Gopher and STM32 balloons

This article was updated on 2023-06-23

Introduction

The title of this article refers to my earlier article: Go on very small hardware, where I described the Emgo, Go-like language based on Go to C translation. Now I want to introduce the logical next step: the port of the Go reference compiler (gc) to the not so small microcontrollers. What does “not so small” mean will turn out later in this article.

Over the past dozen months I was concurrently involved in several hobby projects. One of them was an attempt to add support for ARMv7-M instruction set to the Go compiler, with the vague hope that the next step will be slimming down the Go runtime to the size suitable for microcontrollers.

I spent a couple of months exploring the internals of the Go assembler, linker and compiler. The result was a preliminary port for the linux/thumb pair where thumb means the Thumb2 instruction set. This is the only instruction set included in the ARMv7-M ISA. After fixing most of the bugs in the linux/thumb port I’ve started working on the noos/thumb, the port that will be able to generate code for bare-metal ARM microcontrollers (Cortex-M3, M4, M7, etc. without any OS on the board).

The whole fascinating history of the both stages is worth another article. Here, I will just give you simple step by step recipe on how to compile and run your first Go program on the ARM microcontroller, in particular on the STM32F407 which is the heart of the popular STM32F4-Discovery kit.

Gopher on F4-Discovery

Preparing the environment

The programming environment will be based on the original Go compiler patched for the noos/thumb target and on a set of scripts and libraries from github.com/embeddedgo.

See Getting started for the most recent description how to install Embedded Go from binary releases. The following paragraphs describe instalation from source.

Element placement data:
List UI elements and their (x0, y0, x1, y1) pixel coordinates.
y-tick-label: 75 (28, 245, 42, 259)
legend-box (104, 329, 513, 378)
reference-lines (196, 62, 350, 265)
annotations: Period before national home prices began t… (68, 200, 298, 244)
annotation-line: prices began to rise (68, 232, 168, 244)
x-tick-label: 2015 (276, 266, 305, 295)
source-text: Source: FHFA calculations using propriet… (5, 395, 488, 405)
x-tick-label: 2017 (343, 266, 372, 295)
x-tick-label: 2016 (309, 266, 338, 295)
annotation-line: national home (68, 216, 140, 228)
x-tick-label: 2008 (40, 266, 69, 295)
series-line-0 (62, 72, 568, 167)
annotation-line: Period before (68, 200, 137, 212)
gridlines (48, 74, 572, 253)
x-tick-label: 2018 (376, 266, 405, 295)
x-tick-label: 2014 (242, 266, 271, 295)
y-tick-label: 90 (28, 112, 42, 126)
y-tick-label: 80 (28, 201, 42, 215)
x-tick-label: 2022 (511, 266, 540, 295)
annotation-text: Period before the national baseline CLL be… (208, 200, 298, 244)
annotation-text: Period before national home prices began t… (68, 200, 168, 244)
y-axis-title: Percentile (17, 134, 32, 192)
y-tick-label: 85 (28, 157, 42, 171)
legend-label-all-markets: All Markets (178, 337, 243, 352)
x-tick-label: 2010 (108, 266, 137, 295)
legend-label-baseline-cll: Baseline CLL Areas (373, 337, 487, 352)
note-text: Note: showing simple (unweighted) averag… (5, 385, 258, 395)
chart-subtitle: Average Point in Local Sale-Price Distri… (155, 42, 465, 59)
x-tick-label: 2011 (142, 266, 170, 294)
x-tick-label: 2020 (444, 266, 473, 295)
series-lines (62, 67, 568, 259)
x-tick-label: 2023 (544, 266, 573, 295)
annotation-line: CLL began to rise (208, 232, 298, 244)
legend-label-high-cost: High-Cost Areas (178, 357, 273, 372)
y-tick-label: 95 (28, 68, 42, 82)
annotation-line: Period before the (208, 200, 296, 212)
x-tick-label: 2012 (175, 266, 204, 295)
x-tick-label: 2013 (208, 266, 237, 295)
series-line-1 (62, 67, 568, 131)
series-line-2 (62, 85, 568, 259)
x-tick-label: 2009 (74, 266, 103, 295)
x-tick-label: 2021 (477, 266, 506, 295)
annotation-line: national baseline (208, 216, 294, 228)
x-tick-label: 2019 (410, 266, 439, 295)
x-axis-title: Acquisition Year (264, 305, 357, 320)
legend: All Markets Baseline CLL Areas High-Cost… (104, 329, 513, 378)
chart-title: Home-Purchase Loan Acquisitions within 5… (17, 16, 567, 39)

*Task requirements:* Reproduce the entire article on Gopher and STM32 balloons word for word.

*Finished exercise:*
Gopher and STM32 balloons

This article was updated on 2023-06-23

Introduction

The title of this article refers to my earlier article: Go on very small hardware, where I described the Emgo, Go-like language based on Go to C translation. Now I want to introduce the logical next step: the port of the Go reference compiler (gc) to the not so small microcontrollers. What does “not so small” mean will turn out later in this article.

Over the past dozen months I was concurrently involved in several hobby projects. One of them was an attempt to add support for ARMv7-M instruction set to the Go compiler, with the vague hope that the next step will be slimming down the Go runtime to the size suitable for microcontrollers.

I spent a couple of months exploring the internals of the Go assembler, linker and compiler. The result was a preliminary port for the linux/thumb pair where thumb means the Thumb2 instruction set. This is the only instruction set included in the ARMv7-M ISA. After fixing most of the bugs in the linux/thumb port I’ve started working on the noos/thumb, the port that will be able to generate code for bare-metal ARM microcontrollers (Cortex-M3, M4, M7, etc. without any OS on the board).

The whole fascinating history of the both stages is worth another article. Here, I will just give you simple step by step recipe on how to compile and run your first Go program on the ARM microcontroller, in particular on the STM32F407 which is the heart of the popular STM32F4-Discovery kit.

Gopher on F4-Discovery

Preparing the environment

The programming environment will be based on the original Go compiler patched for the noos/thumb target and on a set of scripts and libraries from github.com/embeddedgo.

See Getting started for the most recent description how to install Embedded Go from binary releases. The following paragraphs describe instalation from source.